§ **PROBLEM TO SOLVE**
Gather all lines in the entries that include the word "人员规模".
=-=-=
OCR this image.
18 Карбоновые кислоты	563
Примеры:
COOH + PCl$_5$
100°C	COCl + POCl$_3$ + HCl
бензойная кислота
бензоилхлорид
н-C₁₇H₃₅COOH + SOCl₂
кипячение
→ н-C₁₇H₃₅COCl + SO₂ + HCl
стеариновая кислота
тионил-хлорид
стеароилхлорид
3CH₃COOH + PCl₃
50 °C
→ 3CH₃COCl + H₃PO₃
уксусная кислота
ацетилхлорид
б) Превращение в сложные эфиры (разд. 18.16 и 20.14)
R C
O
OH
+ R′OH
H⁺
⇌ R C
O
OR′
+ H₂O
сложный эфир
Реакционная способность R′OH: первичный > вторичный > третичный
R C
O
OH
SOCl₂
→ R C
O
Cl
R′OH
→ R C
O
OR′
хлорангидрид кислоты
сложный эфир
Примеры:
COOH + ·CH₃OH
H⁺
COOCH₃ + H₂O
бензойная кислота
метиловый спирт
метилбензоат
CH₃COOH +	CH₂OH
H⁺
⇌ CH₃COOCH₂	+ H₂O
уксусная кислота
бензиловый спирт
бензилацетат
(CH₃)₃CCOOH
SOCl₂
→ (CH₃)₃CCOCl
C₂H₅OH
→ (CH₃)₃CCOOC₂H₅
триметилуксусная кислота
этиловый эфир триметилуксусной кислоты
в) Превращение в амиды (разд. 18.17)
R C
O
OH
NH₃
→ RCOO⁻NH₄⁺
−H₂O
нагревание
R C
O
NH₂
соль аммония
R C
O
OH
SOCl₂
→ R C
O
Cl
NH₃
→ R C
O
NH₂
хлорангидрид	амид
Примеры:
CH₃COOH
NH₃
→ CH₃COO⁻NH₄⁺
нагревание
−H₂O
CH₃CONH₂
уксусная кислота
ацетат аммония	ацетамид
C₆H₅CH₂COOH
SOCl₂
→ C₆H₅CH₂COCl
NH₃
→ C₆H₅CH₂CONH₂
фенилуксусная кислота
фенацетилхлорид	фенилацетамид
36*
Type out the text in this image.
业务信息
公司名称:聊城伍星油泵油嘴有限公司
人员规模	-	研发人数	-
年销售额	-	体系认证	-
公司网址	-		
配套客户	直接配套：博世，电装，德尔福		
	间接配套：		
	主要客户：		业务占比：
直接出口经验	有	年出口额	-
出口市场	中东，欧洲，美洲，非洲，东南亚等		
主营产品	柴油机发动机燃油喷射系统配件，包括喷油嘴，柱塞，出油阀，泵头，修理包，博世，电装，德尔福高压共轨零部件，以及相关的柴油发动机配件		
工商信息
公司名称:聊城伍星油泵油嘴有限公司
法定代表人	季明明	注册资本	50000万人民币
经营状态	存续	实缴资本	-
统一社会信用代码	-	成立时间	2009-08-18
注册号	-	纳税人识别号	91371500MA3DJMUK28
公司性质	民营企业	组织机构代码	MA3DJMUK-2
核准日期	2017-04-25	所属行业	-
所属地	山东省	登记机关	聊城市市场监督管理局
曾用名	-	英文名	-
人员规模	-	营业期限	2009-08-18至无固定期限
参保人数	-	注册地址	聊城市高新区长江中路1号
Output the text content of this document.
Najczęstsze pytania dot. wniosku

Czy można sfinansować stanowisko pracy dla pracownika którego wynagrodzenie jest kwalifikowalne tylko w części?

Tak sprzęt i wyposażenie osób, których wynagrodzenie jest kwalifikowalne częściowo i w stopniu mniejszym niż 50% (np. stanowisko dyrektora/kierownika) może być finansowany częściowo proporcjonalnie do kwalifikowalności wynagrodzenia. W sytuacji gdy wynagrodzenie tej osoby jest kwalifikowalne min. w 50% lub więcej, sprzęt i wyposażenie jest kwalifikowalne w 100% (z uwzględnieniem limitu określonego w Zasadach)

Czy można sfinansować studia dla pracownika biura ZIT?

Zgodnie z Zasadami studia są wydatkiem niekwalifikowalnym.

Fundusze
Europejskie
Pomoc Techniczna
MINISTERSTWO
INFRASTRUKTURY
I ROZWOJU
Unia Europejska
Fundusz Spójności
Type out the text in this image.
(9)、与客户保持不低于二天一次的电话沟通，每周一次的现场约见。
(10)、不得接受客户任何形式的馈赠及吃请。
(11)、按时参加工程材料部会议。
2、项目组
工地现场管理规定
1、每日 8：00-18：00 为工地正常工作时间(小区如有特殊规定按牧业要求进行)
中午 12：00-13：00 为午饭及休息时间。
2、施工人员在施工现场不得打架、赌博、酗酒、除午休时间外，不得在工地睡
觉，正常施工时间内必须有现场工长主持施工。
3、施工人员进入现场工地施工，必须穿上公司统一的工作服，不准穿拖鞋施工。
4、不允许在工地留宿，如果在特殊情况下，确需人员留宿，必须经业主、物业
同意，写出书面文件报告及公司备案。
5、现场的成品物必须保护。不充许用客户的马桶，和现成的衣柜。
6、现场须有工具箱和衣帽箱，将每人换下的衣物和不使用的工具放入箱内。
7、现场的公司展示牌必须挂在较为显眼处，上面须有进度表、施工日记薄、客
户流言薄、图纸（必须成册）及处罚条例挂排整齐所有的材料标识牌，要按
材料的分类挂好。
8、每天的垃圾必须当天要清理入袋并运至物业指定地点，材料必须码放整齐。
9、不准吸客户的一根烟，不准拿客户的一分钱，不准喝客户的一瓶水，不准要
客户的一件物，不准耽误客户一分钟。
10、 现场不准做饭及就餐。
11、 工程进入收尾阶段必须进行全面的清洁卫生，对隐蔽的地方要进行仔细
=-=-=
§ **PROBLEM SOLUTION**
人员规模	-	研发人数	-
人员规模	-	营业期限	2009-08-18至无固定期限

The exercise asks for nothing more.